(Stored items)
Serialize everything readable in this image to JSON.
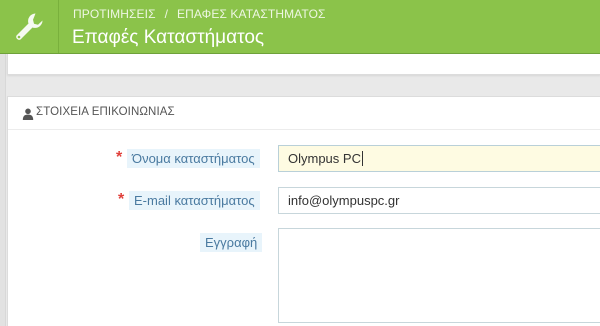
{
  "header": {
    "icon": "wrench-icon",
    "breadcrumb": [
      "ΠΡΟΤΙΜΗΣΕΙΣ",
      "ΕΠΑΦΕΣ ΚΑΤΑΣΤΗΜΑΤΟΣ"
    ],
    "breadcrumb_separator": "/",
    "title": "Επαφές Καταστήματος",
    "background_color": "#8bc34a"
  },
  "contact_panel": {
    "icon": "user-icon",
    "heading": "ΣΤΟΙΧΕΙΑ ΕΠΙΚΟΙΝΩΝΙΑΣ",
    "fields": [
      {
        "label": "Όνομα καταστήματος",
        "required": true,
        "value": "Olympus PC",
        "focused": true
      },
      {
        "label": "E-mail καταστήματος",
        "required": true,
        "value": "info@olympuspc.gr",
        "focused": false
      },
      {
        "label": "Εγγραφή",
        "required": false,
        "value": "",
        "focused": false
      }
    ],
    "required_marker": "*"
  }
}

(DIRECTIVE)
Every record above should be transcribed exactly; the pictures stay out of the copy.

(RESPONSE TO THIS TASK)
Serialize everything readable in this image to JSON.
{
  "header": {
    "icon": "wrench-icon",
    "breadcrumb": [
      "ΠΡΟΤΙΜΗΣΕΙΣ",
      "ΕΠΑΦΕΣ ΚΑΤΑΣΤΗΜΑΤΟΣ"
    ],
    "breadcrumb_separator": "/",
    "title": "Επαφές Καταστήματος",
    "background_color": "#8bc34a"
  },
  "contact_panel": {
    "icon": "user-icon",
    "heading": "ΣΤΟΙΧΕΙΑ ΕΠΙΚΟΙΝΩΝΙΑΣ",
    "fields": [
      {
        "label": "Όνομα καταστήματος",
        "required": true,
        "value": "Olympus PC",
        "focused": true
      },
      {
        "label": "E-mail καταστήματος",
        "required": true,
        "value": "info@olympuspc.gr",
        "focused": false
      },
      {
        "label": "Εγγραφή",
        "required": false,
        "value": "",
        "focused": false
      }
    ],
    "required_marker": "*"
  }
}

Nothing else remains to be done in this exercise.